Begin

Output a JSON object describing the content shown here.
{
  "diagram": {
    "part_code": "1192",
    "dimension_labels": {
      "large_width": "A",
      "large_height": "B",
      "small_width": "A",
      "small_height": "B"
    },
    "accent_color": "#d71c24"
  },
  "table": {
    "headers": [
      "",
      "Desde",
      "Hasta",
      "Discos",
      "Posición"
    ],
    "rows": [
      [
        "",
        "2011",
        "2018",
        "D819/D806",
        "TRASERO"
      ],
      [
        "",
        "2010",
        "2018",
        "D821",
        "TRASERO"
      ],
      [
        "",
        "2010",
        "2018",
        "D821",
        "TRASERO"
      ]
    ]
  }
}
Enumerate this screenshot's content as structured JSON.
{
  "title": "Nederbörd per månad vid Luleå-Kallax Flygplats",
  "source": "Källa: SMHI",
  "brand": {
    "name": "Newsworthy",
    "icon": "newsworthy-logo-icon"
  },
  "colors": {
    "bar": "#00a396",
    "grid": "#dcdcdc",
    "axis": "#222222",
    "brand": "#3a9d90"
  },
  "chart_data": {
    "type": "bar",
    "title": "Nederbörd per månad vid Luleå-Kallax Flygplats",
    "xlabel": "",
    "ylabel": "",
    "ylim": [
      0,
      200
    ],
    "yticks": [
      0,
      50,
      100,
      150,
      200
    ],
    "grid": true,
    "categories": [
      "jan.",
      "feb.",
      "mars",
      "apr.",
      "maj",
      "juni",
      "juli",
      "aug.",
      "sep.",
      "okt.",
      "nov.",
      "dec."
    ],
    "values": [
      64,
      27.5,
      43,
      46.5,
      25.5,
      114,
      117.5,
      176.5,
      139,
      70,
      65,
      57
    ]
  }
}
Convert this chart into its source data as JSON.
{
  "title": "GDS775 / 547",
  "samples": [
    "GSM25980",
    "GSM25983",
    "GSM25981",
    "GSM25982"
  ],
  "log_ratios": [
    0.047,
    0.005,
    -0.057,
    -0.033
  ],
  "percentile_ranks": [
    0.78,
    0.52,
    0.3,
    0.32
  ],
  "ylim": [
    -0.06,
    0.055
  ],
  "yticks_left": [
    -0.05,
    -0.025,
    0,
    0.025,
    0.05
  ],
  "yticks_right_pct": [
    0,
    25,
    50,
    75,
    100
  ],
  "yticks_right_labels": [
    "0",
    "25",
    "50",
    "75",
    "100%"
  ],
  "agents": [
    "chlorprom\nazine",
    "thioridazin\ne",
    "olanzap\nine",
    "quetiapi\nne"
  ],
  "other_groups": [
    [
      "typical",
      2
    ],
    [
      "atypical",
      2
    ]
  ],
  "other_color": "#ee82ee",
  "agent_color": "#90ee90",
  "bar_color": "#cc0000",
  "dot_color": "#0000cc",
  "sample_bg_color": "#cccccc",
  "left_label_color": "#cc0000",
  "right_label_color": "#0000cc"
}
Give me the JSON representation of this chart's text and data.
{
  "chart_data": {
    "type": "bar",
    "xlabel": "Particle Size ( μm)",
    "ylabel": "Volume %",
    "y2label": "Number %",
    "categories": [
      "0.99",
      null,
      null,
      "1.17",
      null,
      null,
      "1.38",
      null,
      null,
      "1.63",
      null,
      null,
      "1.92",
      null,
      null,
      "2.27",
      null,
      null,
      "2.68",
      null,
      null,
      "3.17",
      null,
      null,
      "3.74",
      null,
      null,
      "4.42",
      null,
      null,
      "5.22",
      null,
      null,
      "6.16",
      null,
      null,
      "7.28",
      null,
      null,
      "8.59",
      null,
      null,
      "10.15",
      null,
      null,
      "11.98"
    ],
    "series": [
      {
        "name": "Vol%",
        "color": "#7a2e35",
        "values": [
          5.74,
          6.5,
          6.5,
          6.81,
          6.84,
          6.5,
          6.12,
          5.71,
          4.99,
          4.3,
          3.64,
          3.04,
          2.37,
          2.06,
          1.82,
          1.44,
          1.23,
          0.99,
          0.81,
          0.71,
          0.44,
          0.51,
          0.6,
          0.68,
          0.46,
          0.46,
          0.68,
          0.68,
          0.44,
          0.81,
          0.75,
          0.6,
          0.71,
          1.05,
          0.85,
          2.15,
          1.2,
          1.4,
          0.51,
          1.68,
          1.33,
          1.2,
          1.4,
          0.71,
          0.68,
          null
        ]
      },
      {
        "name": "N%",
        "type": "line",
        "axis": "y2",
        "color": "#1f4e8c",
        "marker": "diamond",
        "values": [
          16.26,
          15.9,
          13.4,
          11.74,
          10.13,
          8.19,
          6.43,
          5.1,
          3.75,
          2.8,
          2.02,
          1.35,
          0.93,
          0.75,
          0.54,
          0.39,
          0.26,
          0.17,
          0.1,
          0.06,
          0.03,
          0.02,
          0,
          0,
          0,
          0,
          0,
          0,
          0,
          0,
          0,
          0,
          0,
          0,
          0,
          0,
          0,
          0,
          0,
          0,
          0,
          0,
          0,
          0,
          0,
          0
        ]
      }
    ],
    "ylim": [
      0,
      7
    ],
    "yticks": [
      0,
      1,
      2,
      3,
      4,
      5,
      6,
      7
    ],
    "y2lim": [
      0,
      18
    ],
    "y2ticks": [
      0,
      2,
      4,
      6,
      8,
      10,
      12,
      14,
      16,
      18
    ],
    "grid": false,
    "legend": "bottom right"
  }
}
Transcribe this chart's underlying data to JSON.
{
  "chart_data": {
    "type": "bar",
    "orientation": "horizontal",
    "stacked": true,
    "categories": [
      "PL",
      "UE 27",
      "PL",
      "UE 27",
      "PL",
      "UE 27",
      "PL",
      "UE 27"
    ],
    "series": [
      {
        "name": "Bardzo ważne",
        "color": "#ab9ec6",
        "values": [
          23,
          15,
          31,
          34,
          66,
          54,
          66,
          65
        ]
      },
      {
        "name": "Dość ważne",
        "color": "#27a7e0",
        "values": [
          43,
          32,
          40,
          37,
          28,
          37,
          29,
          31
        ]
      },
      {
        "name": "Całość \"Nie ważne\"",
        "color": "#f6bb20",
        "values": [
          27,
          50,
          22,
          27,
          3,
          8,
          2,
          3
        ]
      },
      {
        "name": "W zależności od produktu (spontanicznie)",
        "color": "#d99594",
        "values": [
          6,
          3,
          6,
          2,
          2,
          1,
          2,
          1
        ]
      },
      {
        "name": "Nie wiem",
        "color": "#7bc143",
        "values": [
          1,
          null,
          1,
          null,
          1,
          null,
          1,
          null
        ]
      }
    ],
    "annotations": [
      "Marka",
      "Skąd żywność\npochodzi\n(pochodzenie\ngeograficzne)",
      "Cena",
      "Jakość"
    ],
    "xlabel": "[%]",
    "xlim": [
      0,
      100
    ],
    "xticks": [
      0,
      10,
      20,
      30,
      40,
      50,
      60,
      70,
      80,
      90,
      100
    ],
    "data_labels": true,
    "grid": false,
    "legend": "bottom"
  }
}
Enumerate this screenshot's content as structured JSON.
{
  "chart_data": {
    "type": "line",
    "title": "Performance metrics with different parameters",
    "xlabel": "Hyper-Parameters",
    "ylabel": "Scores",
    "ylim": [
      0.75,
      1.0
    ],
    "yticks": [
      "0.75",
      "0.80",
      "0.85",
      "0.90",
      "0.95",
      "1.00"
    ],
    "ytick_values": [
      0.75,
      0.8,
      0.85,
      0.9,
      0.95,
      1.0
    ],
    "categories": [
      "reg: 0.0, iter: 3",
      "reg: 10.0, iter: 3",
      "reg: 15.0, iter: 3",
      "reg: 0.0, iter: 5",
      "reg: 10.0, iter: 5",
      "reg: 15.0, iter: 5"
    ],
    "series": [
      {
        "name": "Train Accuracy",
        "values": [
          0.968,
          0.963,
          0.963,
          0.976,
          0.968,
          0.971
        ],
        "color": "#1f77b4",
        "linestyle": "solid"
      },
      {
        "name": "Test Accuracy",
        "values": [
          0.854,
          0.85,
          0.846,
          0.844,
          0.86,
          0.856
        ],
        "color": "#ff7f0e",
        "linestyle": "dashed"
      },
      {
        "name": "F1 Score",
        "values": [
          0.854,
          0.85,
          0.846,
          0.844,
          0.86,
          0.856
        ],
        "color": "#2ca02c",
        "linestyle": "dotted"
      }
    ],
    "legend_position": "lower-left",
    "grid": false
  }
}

End

PROBLEM: Scan the material above for the string "Accuracy" and return the lines that hold it.

SOLUTION FOR THIS PROBLEM:
        "name": "Train Accuracy",
        "name": "Test Accuracy",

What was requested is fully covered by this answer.